- _What the task requires_
Copy each line of the records that holds the string "objawy".

- _Records for this exercise_
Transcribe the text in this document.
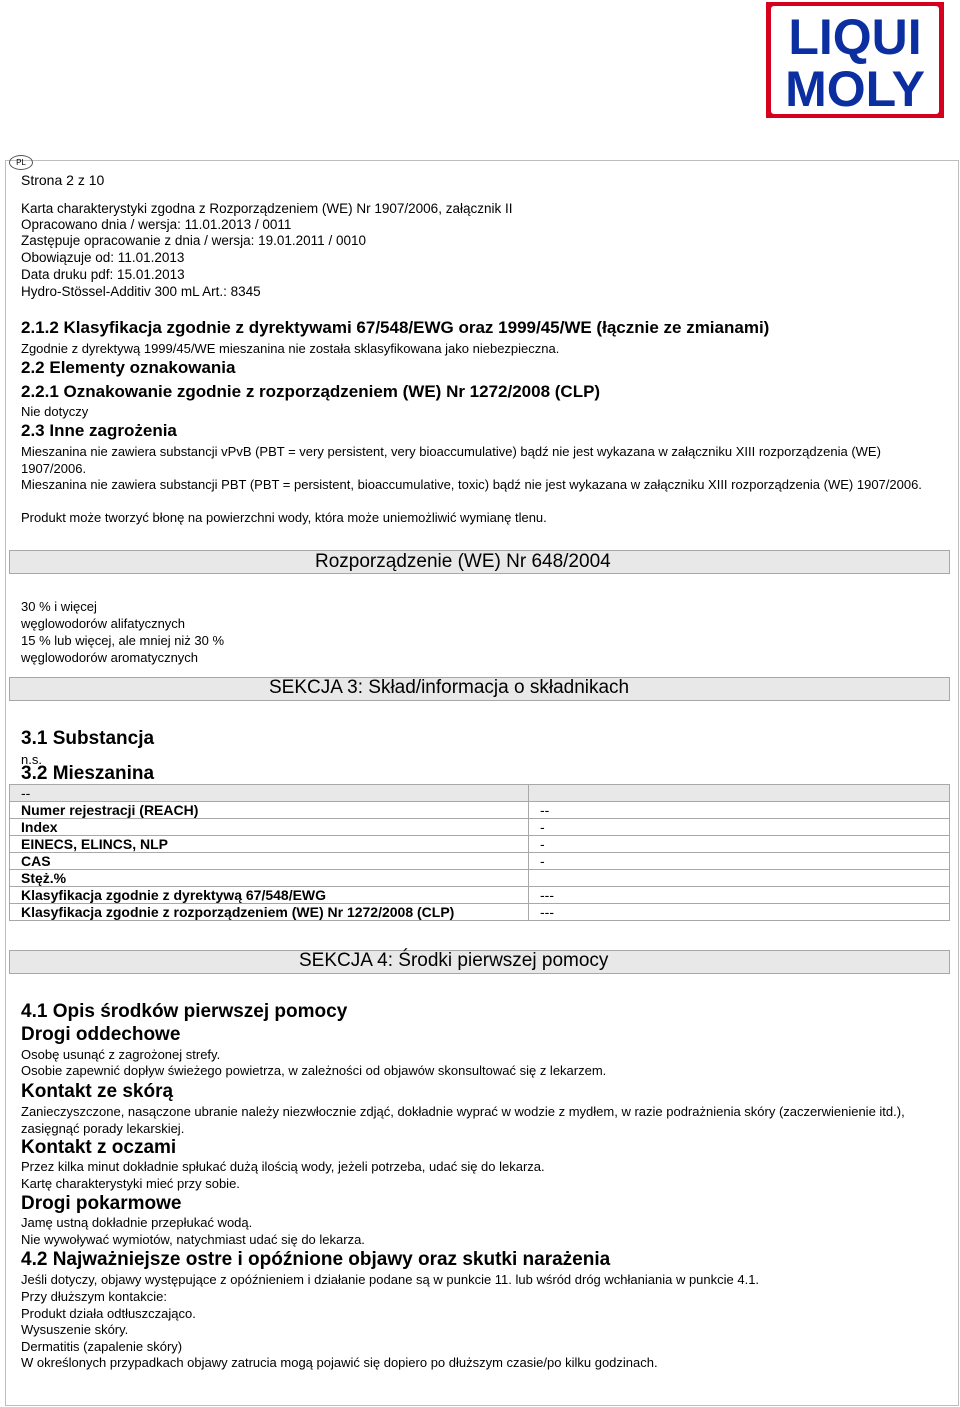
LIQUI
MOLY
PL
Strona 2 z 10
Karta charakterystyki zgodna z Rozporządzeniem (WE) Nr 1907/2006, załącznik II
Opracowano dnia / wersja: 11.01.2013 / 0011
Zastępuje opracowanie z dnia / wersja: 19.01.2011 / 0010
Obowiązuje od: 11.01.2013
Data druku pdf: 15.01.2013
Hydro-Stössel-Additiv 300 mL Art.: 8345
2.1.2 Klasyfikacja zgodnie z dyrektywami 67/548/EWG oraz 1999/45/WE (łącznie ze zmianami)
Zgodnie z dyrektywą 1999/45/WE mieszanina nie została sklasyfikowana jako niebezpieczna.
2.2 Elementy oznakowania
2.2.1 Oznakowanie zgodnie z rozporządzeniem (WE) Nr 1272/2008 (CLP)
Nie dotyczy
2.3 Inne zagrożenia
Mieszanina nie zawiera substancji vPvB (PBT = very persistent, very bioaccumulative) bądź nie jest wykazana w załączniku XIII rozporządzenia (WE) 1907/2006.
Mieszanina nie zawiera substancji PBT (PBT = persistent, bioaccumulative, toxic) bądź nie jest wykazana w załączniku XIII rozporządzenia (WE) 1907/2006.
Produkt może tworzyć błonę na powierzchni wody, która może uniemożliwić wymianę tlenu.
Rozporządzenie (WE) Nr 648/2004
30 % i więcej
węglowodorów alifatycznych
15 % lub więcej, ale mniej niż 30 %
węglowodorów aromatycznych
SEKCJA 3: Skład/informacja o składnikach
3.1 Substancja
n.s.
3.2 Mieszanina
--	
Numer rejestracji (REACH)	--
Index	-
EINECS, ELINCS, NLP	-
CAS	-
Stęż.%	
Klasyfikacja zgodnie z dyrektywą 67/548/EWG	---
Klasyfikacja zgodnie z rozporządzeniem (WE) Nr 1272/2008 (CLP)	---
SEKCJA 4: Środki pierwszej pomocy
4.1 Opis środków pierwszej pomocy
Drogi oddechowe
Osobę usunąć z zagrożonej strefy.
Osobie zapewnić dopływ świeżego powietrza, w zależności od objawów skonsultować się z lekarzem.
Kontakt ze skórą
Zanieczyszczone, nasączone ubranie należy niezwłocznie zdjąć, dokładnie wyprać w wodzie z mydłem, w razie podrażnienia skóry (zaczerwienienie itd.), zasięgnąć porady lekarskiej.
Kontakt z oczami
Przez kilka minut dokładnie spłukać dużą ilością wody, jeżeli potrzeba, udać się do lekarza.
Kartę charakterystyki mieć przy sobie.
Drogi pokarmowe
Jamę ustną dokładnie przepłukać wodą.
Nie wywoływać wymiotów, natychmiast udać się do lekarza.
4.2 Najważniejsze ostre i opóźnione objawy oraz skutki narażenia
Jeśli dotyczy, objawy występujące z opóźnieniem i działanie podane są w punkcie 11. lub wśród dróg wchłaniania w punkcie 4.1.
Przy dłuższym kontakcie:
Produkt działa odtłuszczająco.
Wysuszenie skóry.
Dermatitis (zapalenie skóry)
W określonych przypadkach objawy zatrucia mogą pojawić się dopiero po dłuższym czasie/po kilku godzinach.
==
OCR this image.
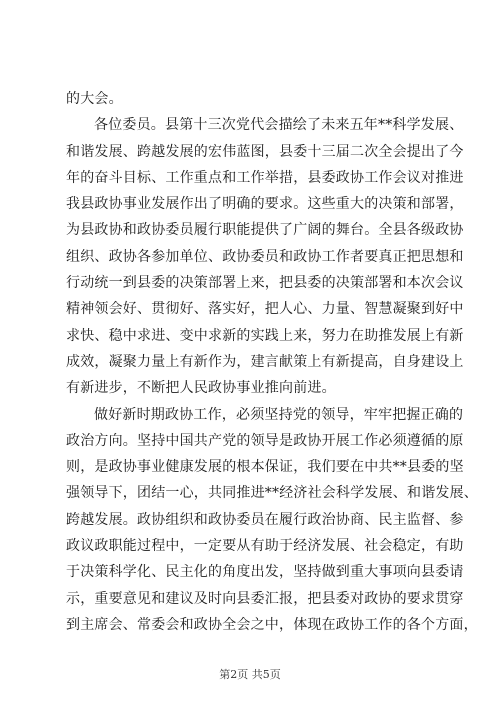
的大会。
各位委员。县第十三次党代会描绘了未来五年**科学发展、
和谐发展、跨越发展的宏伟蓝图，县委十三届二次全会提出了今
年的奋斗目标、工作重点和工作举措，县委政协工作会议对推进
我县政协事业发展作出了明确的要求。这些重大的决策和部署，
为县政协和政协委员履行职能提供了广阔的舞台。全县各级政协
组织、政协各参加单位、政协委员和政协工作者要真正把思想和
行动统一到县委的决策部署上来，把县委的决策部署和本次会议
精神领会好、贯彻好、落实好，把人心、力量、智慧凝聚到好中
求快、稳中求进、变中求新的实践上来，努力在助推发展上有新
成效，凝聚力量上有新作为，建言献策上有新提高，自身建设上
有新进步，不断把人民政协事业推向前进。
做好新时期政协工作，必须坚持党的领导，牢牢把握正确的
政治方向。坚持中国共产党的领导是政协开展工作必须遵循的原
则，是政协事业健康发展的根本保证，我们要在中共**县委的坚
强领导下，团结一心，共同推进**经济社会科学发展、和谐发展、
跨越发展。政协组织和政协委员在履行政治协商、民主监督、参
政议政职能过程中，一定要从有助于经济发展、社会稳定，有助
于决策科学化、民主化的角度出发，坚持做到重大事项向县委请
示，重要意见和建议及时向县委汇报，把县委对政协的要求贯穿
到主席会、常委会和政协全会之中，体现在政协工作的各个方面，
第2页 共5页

- _Solution to this task_
4.2 Najważniejsze ostre i opóźnione objawy oraz skutki narażenia
Jeśli dotyczy, objawy występujące z opóźnieniem i działanie podane są w punkcie 11. lub wśród dróg wchłaniania w punkcie 4.1.
W określonych przypadkach objawy zatrucia mogą pojawić się dopiero po dłuższym czasie/po kilku godzinach.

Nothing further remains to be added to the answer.